PROBLEM REQUIREMENTS:
Gather all lines in the records below that include the word "hoodie".

Data entries:
^^^^

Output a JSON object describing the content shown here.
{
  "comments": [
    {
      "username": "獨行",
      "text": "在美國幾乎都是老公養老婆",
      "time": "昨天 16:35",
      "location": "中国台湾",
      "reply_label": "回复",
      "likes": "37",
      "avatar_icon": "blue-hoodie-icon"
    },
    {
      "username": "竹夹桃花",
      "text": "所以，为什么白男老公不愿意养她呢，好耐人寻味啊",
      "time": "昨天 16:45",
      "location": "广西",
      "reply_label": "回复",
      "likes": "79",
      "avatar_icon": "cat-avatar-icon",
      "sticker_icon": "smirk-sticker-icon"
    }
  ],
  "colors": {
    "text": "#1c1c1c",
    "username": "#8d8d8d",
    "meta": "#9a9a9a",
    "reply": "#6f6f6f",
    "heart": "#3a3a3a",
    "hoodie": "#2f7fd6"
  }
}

^^^^

TASK OUTPUT:
      "avatar_icon": "blue-hoodie-icon"
    "hoodie": "#2f7fd6"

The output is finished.